> _THE EXERCISE_: Copy each line that holds "image".

Lines of data:
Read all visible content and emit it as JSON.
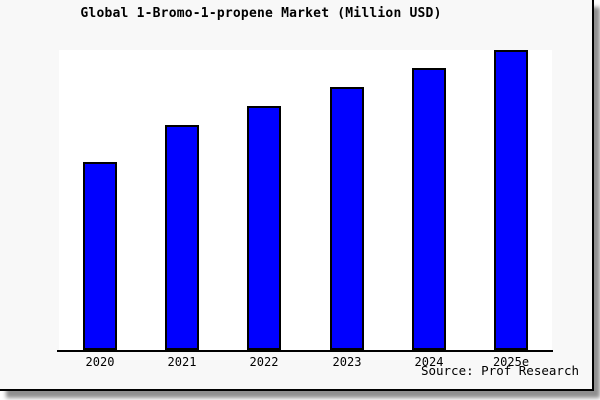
{
  "source_label": "Source: Prof Research",
  "colors": {
    "figure_bg": "#f8f8f8",
    "plot_bg": "#ffffff",
    "bar_fill": "#0000ff",
    "bar_border": "#000000",
    "axis": "#000000",
    "frame_border": "#000000",
    "shadow": "#8f8f8f",
    "text": "#000000"
  },
  "chart_data": {
    "type": "bar",
    "title": "Global 1-Bromo-1-propene Market (Million USD)",
    "categories": [
      "2020",
      "2021",
      "2022",
      "2023",
      "2024",
      "2025e"
    ],
    "values": [
      62.8,
      75.0,
      81.4,
      87.8,
      93.9,
      100.0
    ],
    "xlabel": "",
    "ylabel": "",
    "ylim": [
      0,
      100
    ],
    "grid": false,
    "legend": false,
    "y_axis_labels_visible": false,
    "source": "Source: Prof Research"
  }
}
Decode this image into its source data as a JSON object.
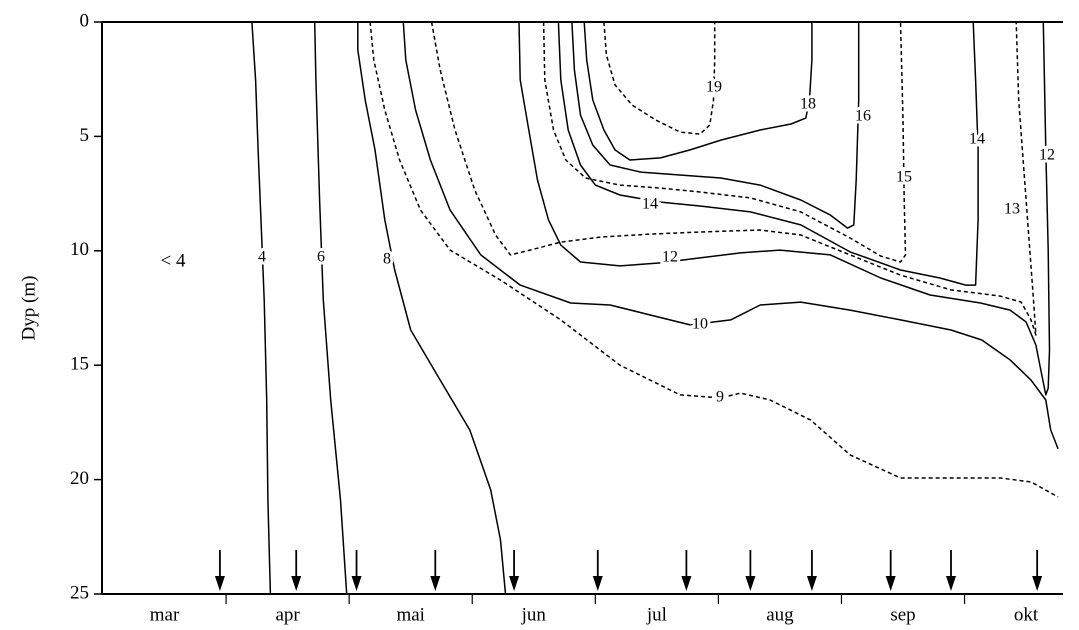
{
  "chart_data": {
    "type": "contour",
    "y_label": "Dyp (m)",
    "annotation": "< 4",
    "categories": [
      "mar",
      "apr",
      "mai",
      "jun",
      "jul",
      "aug",
      "sep",
      "okt"
    ],
    "xlim": [
      0,
      7.8
    ],
    "ylim": [
      0,
      25
    ],
    "yticks": [
      0,
      5,
      10,
      15,
      20,
      25
    ],
    "y_inverted": true,
    "color": "#000000",
    "sampling_dates": [
      0.95,
      1.57,
      2.06,
      2.7,
      3.34,
      4.02,
      4.74,
      5.26,
      5.76,
      6.4,
      6.89,
      7.59
    ],
    "contours": [
      {
        "level": 4,
        "dashed": false,
        "x": [
          1.21,
          1.24,
          1.26,
          1.29,
          1.31,
          1.33,
          1.34,
          1.36
        ],
        "y": [
          0,
          2.53,
          5.59,
          9.53,
          12.15,
          16.52,
          20.89,
          25
        ]
      },
      {
        "level": 6,
        "dashed": false,
        "x": [
          1.72,
          1.73,
          1.76,
          1.79,
          1.85,
          1.93,
          1.98
        ],
        "y": [
          0,
          2.53,
          7.78,
          12.15,
          16.52,
          20.89,
          25
        ]
      },
      {
        "level": 8,
        "dashed": false,
        "x": [
          2.07,
          2.07,
          2.13,
          2.21,
          2.29,
          2.37,
          2.5,
          2.74,
          2.98,
          3.15,
          3.23,
          3.27
        ],
        "y": [
          0,
          1.22,
          3.41,
          5.59,
          8.65,
          10.84,
          13.46,
          15.65,
          17.83,
          20.45,
          22.64,
          25
        ]
      },
      {
        "level": 9,
        "dashed": true,
        "x": [
          2.17,
          2.2,
          2.29,
          2.41,
          2.58,
          2.82,
          3.23,
          3.72,
          4.2,
          4.69,
          5.02,
          5.18,
          5.42,
          5.75,
          6.07,
          6.48,
          6.89,
          7.29,
          7.54,
          7.76
        ],
        "y": [
          0,
          1.66,
          3.85,
          6.03,
          8.22,
          9.97,
          11.28,
          13.02,
          15.0,
          16.3,
          16.43,
          16.22,
          16.52,
          17.4,
          18.92,
          19.93,
          19.93,
          19.93,
          20.1,
          20.76
        ]
      },
      {
        "level": 10,
        "dashed": false,
        "x": [
          2.44,
          2.46,
          2.54,
          2.66,
          2.82,
          3.07,
          3.39,
          3.8,
          4.12,
          4.45,
          4.77,
          5.1,
          5.34,
          5.67,
          6.07,
          6.48,
          6.89,
          7.14,
          7.37,
          7.54,
          7.66,
          7.7,
          7.76
        ],
        "y": [
          0,
          1.66,
          3.85,
          6.03,
          8.22,
          10.18,
          11.5,
          12.28,
          12.37,
          12.81,
          13.24,
          13.02,
          12.37,
          12.24,
          12.59,
          13.02,
          13.46,
          13.9,
          14.77,
          15.65,
          16.52,
          17.83,
          18.66
        ]
      },
      {
        "level": 12,
        "dashed": false,
        "x": [
          3.38,
          3.39,
          3.46,
          3.53,
          3.62,
          3.72,
          3.88,
          4.2,
          4.53,
          4.85,
          5.18,
          5.5,
          5.91,
          6.32,
          6.72,
          7.13,
          7.37,
          7.5,
          7.58,
          7.62,
          7.66,
          7.68,
          7.69,
          7.68,
          7.66,
          7.64
        ],
        "y": [
          0,
          2.53,
          4.72,
          6.91,
          8.65,
          9.75,
          10.49,
          10.66,
          10.53,
          10.31,
          10.09,
          9.97,
          10.18,
          11.19,
          11.93,
          12.28,
          12.59,
          13.11,
          14.12,
          15.21,
          16.3,
          16.0,
          14.34,
          9.97,
          5.59,
          0
        ]
      },
      {
        "level": 13,
        "dashed": true,
        "x": [
          2.67,
          2.74,
          2.86,
          3.02,
          3.19,
          3.31,
          3.47,
          3.72,
          4.04,
          4.45,
          4.85,
          5.34,
          5.67,
          6.07,
          6.48,
          6.89,
          7.29,
          7.46,
          7.54,
          7.58,
          7.56,
          7.5,
          7.44,
          7.42
        ],
        "y": [
          0,
          2.1,
          4.72,
          7.34,
          9.31,
          10.18,
          9.97,
          9.62,
          9.4,
          9.27,
          9.18,
          9.09,
          9.31,
          10.18,
          11.06,
          11.71,
          11.98,
          12.24,
          13.02,
          13.68,
          12.15,
          7.78,
          3.41,
          0
        ]
      },
      {
        "level": 14,
        "dashed": false,
        "x": [
          3.7,
          3.72,
          3.78,
          3.88,
          4.0,
          4.2,
          4.53,
          4.85,
          5.26,
          5.67,
          6.07,
          6.48,
          6.8,
          7.01,
          7.09,
          7.11,
          7.11,
          7.09,
          7.07
        ],
        "y": [
          0,
          2.53,
          4.72,
          6.25,
          7.13,
          7.56,
          7.87,
          8.04,
          8.3,
          8.87,
          10.05,
          10.84,
          11.19,
          11.5,
          11.5,
          8.65,
          5.59,
          2.53,
          0
        ]
      },
      {
        "level": 15,
        "dashed": true,
        "x": [
          3.58,
          3.59,
          3.66,
          3.76,
          3.92,
          4.2,
          4.53,
          4.85,
          5.26,
          5.67,
          6.07,
          6.32,
          6.48,
          6.52,
          6.51,
          6.5,
          6.48
        ],
        "y": [
          0,
          2.53,
          4.72,
          6.03,
          6.82,
          7.13,
          7.26,
          7.43,
          7.69,
          8.3,
          9.44,
          10.23,
          10.49,
          10.18,
          7.78,
          4.28,
          0
        ]
      },
      {
        "level": 16,
        "dashed": false,
        "x": [
          3.81,
          3.83,
          3.88,
          3.98,
          4.12,
          4.37,
          4.7,
          5.02,
          5.34,
          5.67,
          5.91,
          6.05,
          6.1,
          6.12,
          6.14,
          6.14
        ],
        "y": [
          0,
          2.1,
          4.07,
          5.38,
          6.25,
          6.56,
          6.69,
          6.82,
          7.13,
          7.78,
          8.44,
          9.01,
          8.87,
          6.91,
          3.41,
          0
        ]
      },
      {
        "level": 18,
        "dashed": false,
        "x": [
          3.91,
          3.93,
          3.98,
          4.07,
          4.16,
          4.28,
          4.53,
          4.77,
          5.02,
          5.34,
          5.59,
          5.71,
          5.74,
          5.76,
          5.76
        ],
        "y": [
          0,
          1.66,
          3.41,
          4.72,
          5.59,
          6.03,
          5.94,
          5.59,
          5.16,
          4.72,
          4.46,
          4.2,
          3.41,
          1.66,
          0
        ]
      },
      {
        "level": 19,
        "dashed": true,
        "x": [
          4.07,
          4.09,
          4.16,
          4.3,
          4.49,
          4.69,
          4.85,
          4.93,
          4.96,
          4.97,
          4.97
        ],
        "y": [
          0,
          1.44,
          2.75,
          3.63,
          4.28,
          4.81,
          4.9,
          4.5,
          3.41,
          1.66,
          0
        ]
      }
    ]
  }
}
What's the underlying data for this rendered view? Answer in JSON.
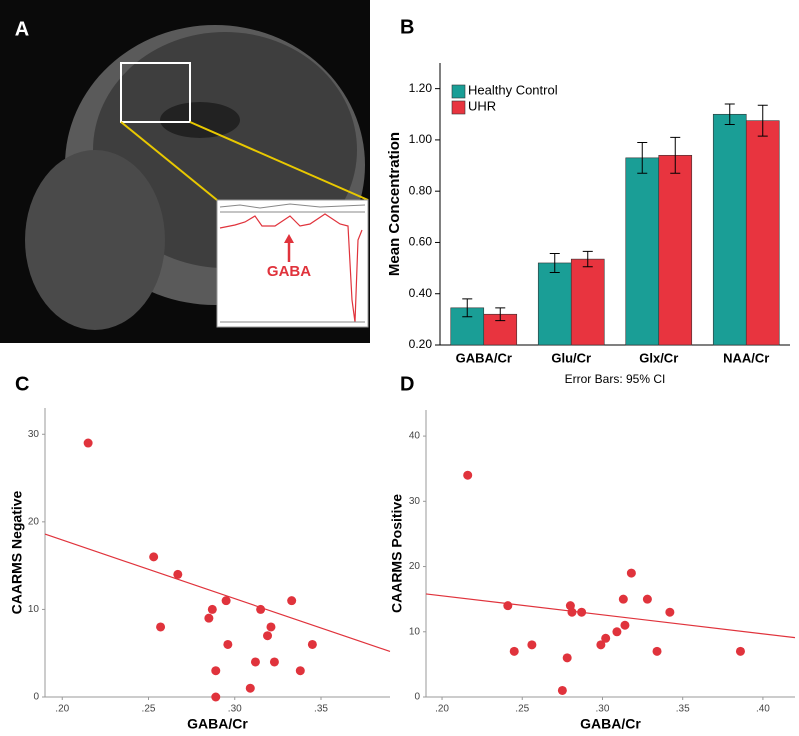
{
  "chart_data": [
    {
      "type": "image",
      "panel": "A",
      "annotation": "GABA"
    },
    {
      "type": "bar",
      "panel": "B",
      "ylabel": "Mean Concentration",
      "note": "Error Bars: 95% CI",
      "categories": [
        "GABA/Cr",
        "Glu/Cr",
        "Glx/Cr",
        "NAA/Cr"
      ],
      "series": [
        {
          "name": "Healthy Control",
          "color": "#1a9e96",
          "values": [
            0.345,
            0.52,
            0.93,
            1.1
          ],
          "errors": [
            0.035,
            0.037,
            0.06,
            0.04
          ]
        },
        {
          "name": "UHR",
          "color": "#e8343f",
          "values": [
            0.32,
            0.535,
            0.94,
            1.075
          ],
          "errors": [
            0.025,
            0.03,
            0.07,
            0.06
          ]
        }
      ],
      "ylim": [
        0.2,
        1.3
      ],
      "yticks": [
        {
          "value": 0.2,
          "label": "0.20"
        },
        {
          "value": 0.4,
          "label": "0.40"
        },
        {
          "value": 0.6,
          "label": "0.60"
        },
        {
          "value": 0.8,
          "label": "0.80"
        },
        {
          "value": 1.0,
          "label": "1.00"
        },
        {
          "value": 1.2,
          "label": "1.20"
        }
      ],
      "legend": "top-left"
    },
    {
      "type": "scatter",
      "panel": "C",
      "xlabel": "GABA/Cr",
      "ylabel": "CAARMS Negative",
      "color": "#e0333c",
      "x": [
        0.215,
        0.253,
        0.257,
        0.267,
        0.285,
        0.287,
        0.289,
        0.289,
        0.295,
        0.296,
        0.309,
        0.312,
        0.315,
        0.319,
        0.321,
        0.323,
        0.333,
        0.338,
        0.345
      ],
      "values": [
        29,
        16,
        8,
        14,
        9,
        10,
        3,
        0,
        11,
        6,
        1,
        4,
        10,
        7,
        8,
        4,
        11,
        3,
        6
      ],
      "fit": {
        "x": [
          0.19,
          0.39
        ],
        "y": [
          18.6,
          5.2
        ]
      },
      "xlim": [
        0.19,
        0.39
      ],
      "ylim": [
        0,
        33
      ],
      "xticks": [
        {
          "value": 0.2,
          "label": ".20"
        },
        {
          "value": 0.25,
          "label": ".25"
        },
        {
          "value": 0.3,
          "label": ".30"
        },
        {
          "value": 0.35,
          "label": ".35"
        }
      ],
      "yticks": [
        0,
        10,
        20,
        30
      ]
    },
    {
      "type": "scatter",
      "panel": "D",
      "xlabel": "GABA/Cr",
      "ylabel": "CAARMS Positive",
      "color": "#e0333c",
      "x": [
        0.216,
        0.241,
        0.245,
        0.256,
        0.275,
        0.278,
        0.28,
        0.281,
        0.287,
        0.299,
        0.302,
        0.309,
        0.313,
        0.314,
        0.318,
        0.328,
        0.334,
        0.342,
        0.386
      ],
      "values": [
        34,
        14,
        7,
        8,
        1,
        6,
        14,
        13,
        13,
        8,
        9,
        10,
        15,
        11,
        19,
        15,
        7,
        13,
        7
      ],
      "fit": {
        "x": [
          0.19,
          0.42
        ],
        "y": [
          15.8,
          9.1
        ]
      },
      "xlim": [
        0.19,
        0.42
      ],
      "ylim": [
        0,
        44
      ],
      "xticks": [
        {
          "value": 0.2,
          "label": ".20"
        },
        {
          "value": 0.25,
          "label": ".25"
        },
        {
          "value": 0.3,
          "label": ".30"
        },
        {
          "value": 0.35,
          "label": ".35"
        },
        {
          "value": 0.4,
          "label": ".40"
        }
      ],
      "yticks": [
        0,
        10,
        20,
        30,
        40
      ]
    }
  ]
}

> _RESPONSE TO THE EXERCISE_:
Decode this image into its source data as a JSON object.
      "type": "image",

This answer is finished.